▶

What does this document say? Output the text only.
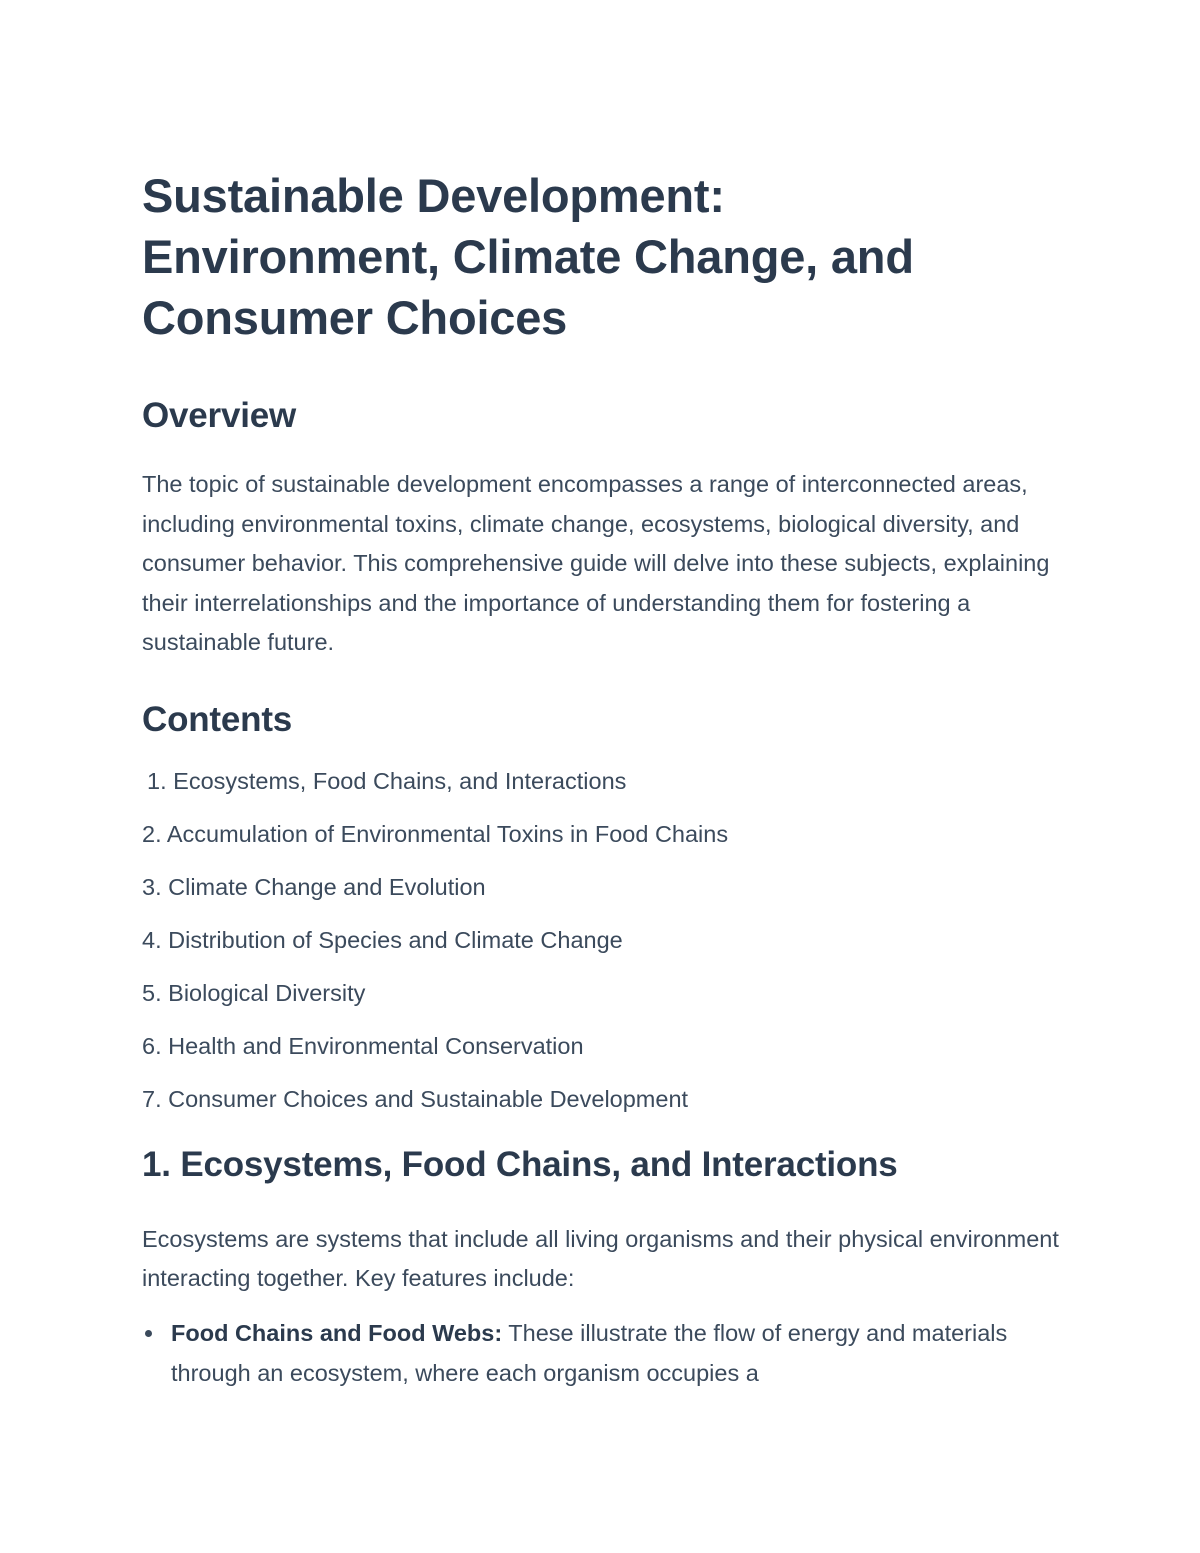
Sustainable Development:
Environment, Climate Change, and
Consumer Choices
Overview

The topic of sustainable development encompasses a range of interconnected areas, including environmental toxins, climate change, ecosystems, biological diversity, and consumer behavior. This comprehensive guide will delve into these subjects, explaining their interrelationships and the importance of understanding them for fostering a sustainable future.

Contents
1. Ecosystems, Food Chains, and Interactions
2. Accumulation of Environmental Toxins in Food Chains
3. Climate Change and Evolution
4. Distribution of Species and Climate Change
5. Biological Diversity
6. Health and Environmental Conservation
7. Consumer Choices and Sustainable Development
1. Ecosystems, Food Chains, and Interactions

Ecosystems are systems that include all living organisms and their physical environment interacting together. Key features include:

Food Chains and Food Webs: These illustrate the flow of energy and materials through an ecosystem, where each organism occupies a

◀

All lines of the listing must be given again exactly, excluding the pictures.

TASK RESULT –
What does this document say? Output the text only.
Sustainable Development:
Environment, Climate Change, and
Consumer Choices
Overview

The topic of sustainable development encompasses a range of interconnected areas, including environmental toxins, climate change, ecosystems, biological diversity, and consumer behavior. This comprehensive guide will delve into these subjects, explaining their interrelationships and the importance of understanding them for fostering a sustainable future.

Contents
1. Ecosystems, Food Chains, and Interactions
2. Accumulation of Environmental Toxins in Food Chains
3. Climate Change and Evolution
4. Distribution of Species and Climate Change
5. Biological Diversity
6. Health and Environmental Conservation
7. Consumer Choices and Sustainable Development
1. Ecosystems, Food Chains, and Interactions

Ecosystems are systems that include all living organisms and their physical environment interacting together. Key features include:

Food Chains and Food Webs: These illustrate the flow of energy and materials through an ecosystem, where each organism occupies a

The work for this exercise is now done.